## Your objective
Here are some records; copy every line that holds the word "蛋白表达水平与空白对照组比较".

## Dataset records
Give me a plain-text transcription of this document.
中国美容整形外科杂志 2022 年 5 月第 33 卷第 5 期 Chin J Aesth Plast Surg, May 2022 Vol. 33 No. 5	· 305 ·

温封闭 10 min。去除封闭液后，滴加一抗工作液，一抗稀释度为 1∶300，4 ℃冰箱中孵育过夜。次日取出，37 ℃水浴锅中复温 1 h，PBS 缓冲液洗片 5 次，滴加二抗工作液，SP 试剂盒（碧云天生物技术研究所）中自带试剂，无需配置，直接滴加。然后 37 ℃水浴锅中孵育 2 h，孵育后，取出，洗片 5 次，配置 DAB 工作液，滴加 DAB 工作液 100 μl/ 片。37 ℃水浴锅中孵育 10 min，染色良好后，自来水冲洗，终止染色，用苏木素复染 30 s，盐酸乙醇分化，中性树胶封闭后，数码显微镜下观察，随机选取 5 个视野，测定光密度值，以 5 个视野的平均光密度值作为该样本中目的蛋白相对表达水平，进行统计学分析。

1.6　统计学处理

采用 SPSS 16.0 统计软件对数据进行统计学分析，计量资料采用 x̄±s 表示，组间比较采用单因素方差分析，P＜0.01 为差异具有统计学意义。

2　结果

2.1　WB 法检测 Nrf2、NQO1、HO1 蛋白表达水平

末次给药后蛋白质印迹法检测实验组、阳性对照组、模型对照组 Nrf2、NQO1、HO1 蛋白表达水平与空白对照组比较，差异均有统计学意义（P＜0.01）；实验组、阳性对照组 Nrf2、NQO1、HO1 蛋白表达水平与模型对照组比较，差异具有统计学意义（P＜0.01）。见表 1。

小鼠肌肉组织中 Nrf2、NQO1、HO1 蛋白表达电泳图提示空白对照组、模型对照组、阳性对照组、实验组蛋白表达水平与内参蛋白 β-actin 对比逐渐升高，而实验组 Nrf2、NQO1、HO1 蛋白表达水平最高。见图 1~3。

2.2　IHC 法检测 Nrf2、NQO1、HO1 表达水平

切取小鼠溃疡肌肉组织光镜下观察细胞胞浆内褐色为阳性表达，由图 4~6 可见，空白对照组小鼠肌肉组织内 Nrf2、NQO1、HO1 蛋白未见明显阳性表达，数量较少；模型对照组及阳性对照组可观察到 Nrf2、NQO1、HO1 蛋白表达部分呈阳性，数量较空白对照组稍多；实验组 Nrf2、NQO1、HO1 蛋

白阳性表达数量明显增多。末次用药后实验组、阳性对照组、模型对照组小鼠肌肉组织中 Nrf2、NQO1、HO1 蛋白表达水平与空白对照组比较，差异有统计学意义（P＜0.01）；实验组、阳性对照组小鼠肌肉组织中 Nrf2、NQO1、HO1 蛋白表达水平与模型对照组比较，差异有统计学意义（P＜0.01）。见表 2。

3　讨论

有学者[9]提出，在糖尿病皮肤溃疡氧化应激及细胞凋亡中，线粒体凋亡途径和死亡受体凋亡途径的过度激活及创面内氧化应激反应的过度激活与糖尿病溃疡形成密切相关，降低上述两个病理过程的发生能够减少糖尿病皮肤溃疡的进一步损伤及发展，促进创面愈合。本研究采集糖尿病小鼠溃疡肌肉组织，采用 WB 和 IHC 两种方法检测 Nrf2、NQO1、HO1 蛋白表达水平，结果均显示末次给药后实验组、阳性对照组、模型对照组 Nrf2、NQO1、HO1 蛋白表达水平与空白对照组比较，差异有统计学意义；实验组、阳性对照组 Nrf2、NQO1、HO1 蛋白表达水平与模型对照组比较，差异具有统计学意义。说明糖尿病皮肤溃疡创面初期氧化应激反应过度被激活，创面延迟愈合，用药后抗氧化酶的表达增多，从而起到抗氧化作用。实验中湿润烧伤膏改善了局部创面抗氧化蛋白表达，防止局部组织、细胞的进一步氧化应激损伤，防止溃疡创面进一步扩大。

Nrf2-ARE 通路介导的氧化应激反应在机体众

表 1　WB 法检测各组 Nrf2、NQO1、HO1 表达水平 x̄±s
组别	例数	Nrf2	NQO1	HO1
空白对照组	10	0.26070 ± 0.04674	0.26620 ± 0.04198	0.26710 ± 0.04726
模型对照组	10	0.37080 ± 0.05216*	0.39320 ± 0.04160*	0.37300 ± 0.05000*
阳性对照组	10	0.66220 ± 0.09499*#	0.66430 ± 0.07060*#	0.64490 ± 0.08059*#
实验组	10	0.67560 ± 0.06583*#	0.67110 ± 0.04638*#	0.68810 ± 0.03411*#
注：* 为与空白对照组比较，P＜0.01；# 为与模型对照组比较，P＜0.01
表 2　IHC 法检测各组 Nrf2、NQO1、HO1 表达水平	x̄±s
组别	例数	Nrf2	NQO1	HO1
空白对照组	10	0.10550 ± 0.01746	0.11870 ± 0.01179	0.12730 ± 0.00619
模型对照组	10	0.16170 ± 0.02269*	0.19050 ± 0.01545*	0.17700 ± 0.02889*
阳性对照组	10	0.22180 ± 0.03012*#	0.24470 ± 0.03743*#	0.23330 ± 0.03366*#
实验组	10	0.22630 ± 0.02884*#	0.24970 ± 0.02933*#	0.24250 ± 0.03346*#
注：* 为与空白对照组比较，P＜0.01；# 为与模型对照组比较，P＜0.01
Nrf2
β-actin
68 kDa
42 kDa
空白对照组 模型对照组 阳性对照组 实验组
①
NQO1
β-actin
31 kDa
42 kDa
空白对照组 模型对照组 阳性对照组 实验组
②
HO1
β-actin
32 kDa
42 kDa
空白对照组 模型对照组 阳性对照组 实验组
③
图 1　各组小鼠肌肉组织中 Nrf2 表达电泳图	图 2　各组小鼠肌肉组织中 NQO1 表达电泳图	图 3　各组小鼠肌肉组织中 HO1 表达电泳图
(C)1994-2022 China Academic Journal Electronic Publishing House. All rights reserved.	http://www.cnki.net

## Result for this task
末次给药后蛋白质印迹法检测实验组、阳性对照组、模型对照组 Nrf2、NQO1、HO1 蛋白表达水平与空白对照组比较，差异均有统计学意义（P＜0.01）；实验组、阳性对照组 Nrf2、NQO1、HO1 蛋白表达水平与模型对照组比较，差异具有统计学意义（P＜0.01）。见表 1。
白阳性表达数量明显增多。末次用药后实验组、阳性对照组、模型对照组小鼠肌肉组织中 Nrf2、NQO1、HO1 蛋白表达水平与空白对照组比较，差异有统计学意义（P＜0.01）；实验组、阳性对照组小鼠肌肉组织中 Nrf2、NQO1、HO1 蛋白表达水平与模型对照组比较，差异有统计学意义（P＜0.01）。见表 2。
有学者[9]提出，在糖尿病皮肤溃疡氧化应激及细胞凋亡中，线粒体凋亡途径和死亡受体凋亡途径的过度激活及创面内氧化应激反应的过度激活与糖尿病溃疡形成密切相关，降低上述两个病理过程的发生能够减少糖尿病皮肤溃疡的进一步损伤及发展，促进创面愈合。本研究采集糖尿病小鼠溃疡肌肉组织，采用 WB 和 IHC 两种方法检测 Nrf2、NQO1、HO1 蛋白表达水平，结果均显示末次给药后实验组、阳性对照组、模型对照组 Nrf2、NQO1、HO1 蛋白表达水平与空白对照组比较，差异有统计学意义；实验组、阳性对照组 Nrf2、NQO1、HO1 蛋白表达水平与模型对照组比较，差异具有统计学意义。说明糖尿病皮肤溃疡创面初期氧化应激反应过度被激活，创面延迟愈合，用药后抗氧化酶的表达增多，从而起到抗氧化作用。实验中湿润烧伤膏改善了局部创面抗氧化蛋白表达，防止局部组织、细胞的进一步氧化应激损伤，防止溃疡创面进一步扩大。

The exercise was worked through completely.